• [PAGE EXCERPT]
****************
The arrest of a former Gambian Interior Minister in Switzerland this week is a test of the reach and limits of international justice, as is the earlier arrest in France of an ex-Prime Minister of Kosovo.
Ousman Sonko, who is being held in Berne for suspected “crimes against humanity” was Interior Minister for 10 years under Gambia’s brutal and capricious former dictator Yahya Jammeh. He was arrested under pressure from Swiss NGO Trial International which filed a criminal case against him for torture. “As Interior Minister of The Gambia from 2006 to 2016, Sonko was head of the police and he was also in charge of detention facilities,” explained Bénédict De Moerloose, head of the Criminal Law and Investigation division at TRIAL International, in an interview with JusticeInfo. “The police have been accused of widespread acts of torture particularly against dissidents, opponents and journalists, so the accusation is torture, either as a direct perpetrator or as an accessory. However, the investigating authorities in the canton of Berne have now re-categorized the alleged crimes as crimes against humanity, which means the case is likely, under Swiss law, to be referred to the federal authorities.” So, without predicting the outcome of the Swiss investigations and whether there will be a trial, the Swiss authorities and civil society represented by Trial have so far played their role.
****************
• [GIVEN ENTRIES]

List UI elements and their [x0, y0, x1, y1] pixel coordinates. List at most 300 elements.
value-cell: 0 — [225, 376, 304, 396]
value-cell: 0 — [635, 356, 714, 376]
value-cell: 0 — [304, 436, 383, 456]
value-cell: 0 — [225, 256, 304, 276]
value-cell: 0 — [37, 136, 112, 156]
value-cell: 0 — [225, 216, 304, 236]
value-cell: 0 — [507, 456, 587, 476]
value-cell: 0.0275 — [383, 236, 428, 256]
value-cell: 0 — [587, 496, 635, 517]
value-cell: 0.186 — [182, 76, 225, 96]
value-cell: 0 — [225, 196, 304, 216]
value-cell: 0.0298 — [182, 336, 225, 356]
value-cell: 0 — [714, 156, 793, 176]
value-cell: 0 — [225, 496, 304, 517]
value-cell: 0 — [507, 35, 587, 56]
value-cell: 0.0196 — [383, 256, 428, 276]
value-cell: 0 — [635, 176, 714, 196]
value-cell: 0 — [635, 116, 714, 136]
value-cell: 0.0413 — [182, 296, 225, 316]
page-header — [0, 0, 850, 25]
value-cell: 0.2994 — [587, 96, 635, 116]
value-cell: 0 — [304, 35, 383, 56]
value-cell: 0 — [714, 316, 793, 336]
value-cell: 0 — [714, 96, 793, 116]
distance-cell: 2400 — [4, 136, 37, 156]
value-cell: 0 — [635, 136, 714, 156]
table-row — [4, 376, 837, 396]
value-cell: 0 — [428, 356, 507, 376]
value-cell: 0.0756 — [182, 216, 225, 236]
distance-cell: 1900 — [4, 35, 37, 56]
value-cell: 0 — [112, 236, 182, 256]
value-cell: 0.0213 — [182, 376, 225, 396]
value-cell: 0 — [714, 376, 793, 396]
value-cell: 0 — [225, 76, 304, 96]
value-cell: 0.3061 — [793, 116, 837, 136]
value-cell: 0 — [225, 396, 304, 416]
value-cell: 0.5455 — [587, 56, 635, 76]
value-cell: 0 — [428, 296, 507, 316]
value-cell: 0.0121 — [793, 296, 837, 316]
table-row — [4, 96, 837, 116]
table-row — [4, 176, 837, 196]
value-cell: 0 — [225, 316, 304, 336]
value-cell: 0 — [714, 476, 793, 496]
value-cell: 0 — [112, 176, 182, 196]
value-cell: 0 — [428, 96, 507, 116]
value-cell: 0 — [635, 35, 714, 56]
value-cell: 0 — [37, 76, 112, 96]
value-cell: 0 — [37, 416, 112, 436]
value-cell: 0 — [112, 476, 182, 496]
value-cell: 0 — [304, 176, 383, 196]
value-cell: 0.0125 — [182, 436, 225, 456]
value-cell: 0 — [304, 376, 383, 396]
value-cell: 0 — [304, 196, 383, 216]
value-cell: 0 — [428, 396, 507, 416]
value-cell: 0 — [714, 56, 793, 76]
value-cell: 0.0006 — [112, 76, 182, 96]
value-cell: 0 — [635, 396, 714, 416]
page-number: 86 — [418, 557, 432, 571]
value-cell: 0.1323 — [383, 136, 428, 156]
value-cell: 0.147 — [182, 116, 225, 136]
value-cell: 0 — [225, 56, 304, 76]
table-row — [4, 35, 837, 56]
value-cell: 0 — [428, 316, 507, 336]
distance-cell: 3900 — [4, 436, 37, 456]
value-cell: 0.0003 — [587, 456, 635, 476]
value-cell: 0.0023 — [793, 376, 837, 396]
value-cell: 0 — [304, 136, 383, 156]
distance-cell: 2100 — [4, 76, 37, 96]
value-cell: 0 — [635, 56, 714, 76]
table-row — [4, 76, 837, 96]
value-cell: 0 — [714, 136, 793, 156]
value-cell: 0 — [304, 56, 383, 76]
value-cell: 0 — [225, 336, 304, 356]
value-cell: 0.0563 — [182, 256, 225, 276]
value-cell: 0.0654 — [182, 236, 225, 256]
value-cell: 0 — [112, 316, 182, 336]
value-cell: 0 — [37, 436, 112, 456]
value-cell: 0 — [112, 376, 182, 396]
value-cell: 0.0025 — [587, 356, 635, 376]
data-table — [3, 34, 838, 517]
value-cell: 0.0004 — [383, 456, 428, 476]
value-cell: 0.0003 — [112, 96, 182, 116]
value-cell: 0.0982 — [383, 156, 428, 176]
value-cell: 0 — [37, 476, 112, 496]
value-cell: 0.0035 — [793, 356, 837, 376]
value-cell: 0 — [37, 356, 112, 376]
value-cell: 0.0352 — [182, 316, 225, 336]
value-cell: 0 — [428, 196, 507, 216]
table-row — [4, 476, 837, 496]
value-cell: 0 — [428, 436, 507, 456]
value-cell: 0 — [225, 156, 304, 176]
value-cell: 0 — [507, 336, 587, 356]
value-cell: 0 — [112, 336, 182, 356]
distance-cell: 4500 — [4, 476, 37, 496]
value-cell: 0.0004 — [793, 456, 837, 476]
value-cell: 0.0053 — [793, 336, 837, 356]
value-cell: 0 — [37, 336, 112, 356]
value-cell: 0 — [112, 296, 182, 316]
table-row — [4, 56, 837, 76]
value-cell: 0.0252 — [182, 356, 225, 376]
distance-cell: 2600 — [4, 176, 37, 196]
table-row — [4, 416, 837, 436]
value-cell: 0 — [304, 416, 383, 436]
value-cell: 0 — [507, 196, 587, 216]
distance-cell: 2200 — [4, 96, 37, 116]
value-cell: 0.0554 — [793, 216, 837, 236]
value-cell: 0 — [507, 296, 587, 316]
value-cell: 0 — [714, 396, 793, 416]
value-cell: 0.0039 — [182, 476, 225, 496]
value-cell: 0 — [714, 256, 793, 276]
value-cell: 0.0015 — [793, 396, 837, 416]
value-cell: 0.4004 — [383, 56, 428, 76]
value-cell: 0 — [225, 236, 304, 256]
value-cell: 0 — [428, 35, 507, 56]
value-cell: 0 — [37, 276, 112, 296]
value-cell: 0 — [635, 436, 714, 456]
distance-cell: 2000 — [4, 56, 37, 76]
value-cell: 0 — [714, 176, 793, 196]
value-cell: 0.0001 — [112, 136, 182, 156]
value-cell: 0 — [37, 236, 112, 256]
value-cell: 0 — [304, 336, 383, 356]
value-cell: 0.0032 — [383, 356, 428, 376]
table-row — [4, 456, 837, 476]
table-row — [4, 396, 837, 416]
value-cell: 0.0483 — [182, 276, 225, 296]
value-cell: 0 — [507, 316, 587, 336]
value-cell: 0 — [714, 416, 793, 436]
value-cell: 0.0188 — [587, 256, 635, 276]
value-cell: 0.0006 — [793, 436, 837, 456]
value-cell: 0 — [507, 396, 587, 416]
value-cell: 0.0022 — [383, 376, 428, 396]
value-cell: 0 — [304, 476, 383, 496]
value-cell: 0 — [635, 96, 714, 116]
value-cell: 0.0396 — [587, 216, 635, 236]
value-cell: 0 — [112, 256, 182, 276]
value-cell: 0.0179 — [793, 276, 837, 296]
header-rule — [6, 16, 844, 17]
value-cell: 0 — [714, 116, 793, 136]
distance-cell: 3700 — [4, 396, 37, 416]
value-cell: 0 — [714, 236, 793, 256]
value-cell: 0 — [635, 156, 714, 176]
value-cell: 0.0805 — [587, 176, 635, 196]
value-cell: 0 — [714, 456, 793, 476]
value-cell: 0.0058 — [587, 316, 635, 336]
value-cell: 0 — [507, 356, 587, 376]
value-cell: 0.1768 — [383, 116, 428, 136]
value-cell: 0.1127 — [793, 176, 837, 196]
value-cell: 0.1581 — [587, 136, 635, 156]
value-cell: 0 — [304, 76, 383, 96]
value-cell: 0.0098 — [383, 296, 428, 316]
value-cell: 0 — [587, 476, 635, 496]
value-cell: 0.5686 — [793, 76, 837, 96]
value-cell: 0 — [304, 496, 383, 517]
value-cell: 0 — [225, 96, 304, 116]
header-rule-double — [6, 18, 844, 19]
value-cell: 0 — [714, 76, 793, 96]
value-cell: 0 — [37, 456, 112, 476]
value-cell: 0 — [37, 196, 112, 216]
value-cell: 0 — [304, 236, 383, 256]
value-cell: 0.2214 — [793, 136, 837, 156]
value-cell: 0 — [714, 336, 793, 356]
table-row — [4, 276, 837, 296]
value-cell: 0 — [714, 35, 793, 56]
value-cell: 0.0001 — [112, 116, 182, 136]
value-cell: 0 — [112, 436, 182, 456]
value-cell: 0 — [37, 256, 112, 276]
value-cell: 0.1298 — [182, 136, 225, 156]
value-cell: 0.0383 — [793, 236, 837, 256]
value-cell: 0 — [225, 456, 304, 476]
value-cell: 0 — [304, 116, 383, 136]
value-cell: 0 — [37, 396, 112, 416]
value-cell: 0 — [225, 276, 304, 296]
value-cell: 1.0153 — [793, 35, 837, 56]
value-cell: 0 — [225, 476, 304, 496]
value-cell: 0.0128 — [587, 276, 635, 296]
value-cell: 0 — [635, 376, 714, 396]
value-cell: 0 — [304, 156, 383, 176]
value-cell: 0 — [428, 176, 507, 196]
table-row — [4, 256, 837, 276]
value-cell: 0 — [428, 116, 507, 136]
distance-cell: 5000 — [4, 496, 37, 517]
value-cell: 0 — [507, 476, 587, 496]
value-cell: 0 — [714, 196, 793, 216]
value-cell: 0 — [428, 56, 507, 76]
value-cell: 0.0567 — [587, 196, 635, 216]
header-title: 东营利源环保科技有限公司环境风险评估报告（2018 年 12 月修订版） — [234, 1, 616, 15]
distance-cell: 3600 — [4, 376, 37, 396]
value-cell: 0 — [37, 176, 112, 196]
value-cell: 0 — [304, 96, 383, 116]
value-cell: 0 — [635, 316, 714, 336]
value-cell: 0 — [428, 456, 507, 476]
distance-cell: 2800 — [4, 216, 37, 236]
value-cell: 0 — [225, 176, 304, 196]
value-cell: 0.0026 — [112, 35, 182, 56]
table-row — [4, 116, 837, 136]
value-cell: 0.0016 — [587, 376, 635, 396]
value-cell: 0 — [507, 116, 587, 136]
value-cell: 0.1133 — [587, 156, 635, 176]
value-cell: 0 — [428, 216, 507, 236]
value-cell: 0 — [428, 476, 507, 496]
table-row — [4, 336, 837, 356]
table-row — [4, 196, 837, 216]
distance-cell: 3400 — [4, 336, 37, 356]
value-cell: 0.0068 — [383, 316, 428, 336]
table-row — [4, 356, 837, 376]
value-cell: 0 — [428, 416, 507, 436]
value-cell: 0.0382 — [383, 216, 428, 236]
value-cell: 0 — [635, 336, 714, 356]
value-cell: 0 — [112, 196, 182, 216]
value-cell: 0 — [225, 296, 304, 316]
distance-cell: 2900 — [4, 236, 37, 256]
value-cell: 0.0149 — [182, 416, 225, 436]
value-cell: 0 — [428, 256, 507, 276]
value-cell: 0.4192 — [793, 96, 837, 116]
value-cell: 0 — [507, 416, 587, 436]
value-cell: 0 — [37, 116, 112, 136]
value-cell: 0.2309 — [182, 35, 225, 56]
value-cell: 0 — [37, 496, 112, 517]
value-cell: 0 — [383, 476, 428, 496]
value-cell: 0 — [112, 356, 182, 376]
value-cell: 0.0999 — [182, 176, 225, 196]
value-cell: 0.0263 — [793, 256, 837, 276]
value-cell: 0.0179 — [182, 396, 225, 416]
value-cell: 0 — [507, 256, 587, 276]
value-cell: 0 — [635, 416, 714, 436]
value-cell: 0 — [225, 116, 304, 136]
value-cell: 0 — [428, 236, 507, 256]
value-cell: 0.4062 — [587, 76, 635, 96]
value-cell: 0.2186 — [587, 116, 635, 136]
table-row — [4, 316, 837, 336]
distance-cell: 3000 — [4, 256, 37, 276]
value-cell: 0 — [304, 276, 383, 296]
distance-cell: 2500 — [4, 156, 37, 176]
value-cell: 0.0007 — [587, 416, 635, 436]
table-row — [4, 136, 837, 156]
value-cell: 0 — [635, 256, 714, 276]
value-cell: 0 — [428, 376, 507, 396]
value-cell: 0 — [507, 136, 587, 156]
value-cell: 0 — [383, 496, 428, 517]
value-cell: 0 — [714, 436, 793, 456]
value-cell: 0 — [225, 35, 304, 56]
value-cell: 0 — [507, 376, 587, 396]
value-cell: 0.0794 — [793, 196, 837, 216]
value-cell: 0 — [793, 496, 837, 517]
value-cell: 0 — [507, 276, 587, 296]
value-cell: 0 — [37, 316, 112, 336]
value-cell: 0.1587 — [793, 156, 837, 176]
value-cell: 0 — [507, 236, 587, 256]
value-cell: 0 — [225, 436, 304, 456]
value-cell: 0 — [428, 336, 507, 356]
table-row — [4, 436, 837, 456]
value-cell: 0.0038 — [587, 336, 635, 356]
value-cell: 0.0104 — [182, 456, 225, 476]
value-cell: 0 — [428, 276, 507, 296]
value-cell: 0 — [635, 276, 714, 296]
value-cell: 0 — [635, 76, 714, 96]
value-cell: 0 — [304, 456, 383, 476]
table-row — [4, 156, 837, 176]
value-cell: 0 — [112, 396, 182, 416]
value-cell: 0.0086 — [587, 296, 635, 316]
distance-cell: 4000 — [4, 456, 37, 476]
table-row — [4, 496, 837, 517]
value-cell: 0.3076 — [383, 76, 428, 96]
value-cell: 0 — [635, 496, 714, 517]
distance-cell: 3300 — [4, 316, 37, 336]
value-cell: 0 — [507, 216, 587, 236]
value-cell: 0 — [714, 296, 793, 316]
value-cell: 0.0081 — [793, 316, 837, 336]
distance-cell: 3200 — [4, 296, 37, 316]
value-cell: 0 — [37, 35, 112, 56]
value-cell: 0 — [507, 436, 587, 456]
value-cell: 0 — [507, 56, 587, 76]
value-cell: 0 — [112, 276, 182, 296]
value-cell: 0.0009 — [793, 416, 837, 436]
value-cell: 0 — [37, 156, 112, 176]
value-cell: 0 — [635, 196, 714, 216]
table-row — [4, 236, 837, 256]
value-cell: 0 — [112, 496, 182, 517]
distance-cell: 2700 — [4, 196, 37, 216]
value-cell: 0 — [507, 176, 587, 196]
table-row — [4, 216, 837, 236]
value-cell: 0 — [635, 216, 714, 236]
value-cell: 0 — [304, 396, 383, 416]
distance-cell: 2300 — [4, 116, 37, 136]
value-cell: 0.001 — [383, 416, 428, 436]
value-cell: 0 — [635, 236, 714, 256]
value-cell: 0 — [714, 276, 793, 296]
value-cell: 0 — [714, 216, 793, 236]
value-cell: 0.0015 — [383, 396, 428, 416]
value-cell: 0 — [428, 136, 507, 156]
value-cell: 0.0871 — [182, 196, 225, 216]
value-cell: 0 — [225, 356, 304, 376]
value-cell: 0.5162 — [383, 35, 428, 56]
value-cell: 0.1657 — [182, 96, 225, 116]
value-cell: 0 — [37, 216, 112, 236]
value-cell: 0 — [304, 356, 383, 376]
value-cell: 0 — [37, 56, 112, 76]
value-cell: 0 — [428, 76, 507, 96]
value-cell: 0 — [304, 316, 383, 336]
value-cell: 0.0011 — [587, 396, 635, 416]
****************
• [PROBLEM TO SOLVE] Write out the article on Ousman Sonko's arrest in full, word for word. Work only from the text.

• [RESPONSE TO THE TASK]
The arrest of a former Gambian Interior Minister in Switzerland this week is a test of the reach and limits of international justice, as is the earlier arrest in France of an ex-Prime Minister of Kosovo.
Ousman Sonko, who is being held in Berne for suspected “crimes against humanity” was Interior Minister for 10 years under Gambia’s brutal and capricious former dictator Yahya Jammeh. He was arrested under pressure from Swiss NGO Trial International which filed a criminal case against him for torture. “As Interior Minister of The Gambia from 2006 to 2016, Sonko was head of the police and he was also in charge of detention facilities,” explained Bénédict De Moerloose, head of the Criminal Law and Investigation division at TRIAL International, in an interview with JusticeInfo. “The police have been accused of widespread acts of torture particularly against dissidents, opponents and journalists, so the accusation is torture, either as a direct perpetrator or as an accessory. However, the investigating authorities in the canton of Berne have now re-categorized the alleged crimes as crimes against humanity, which means the case is likely, under Swiss law, to be referred to the federal authorities.” So, without predicting the outcome of the Swiss investigations and whether there will be a trial, the Swiss authorities and civil society represented by Trial have so far played their role.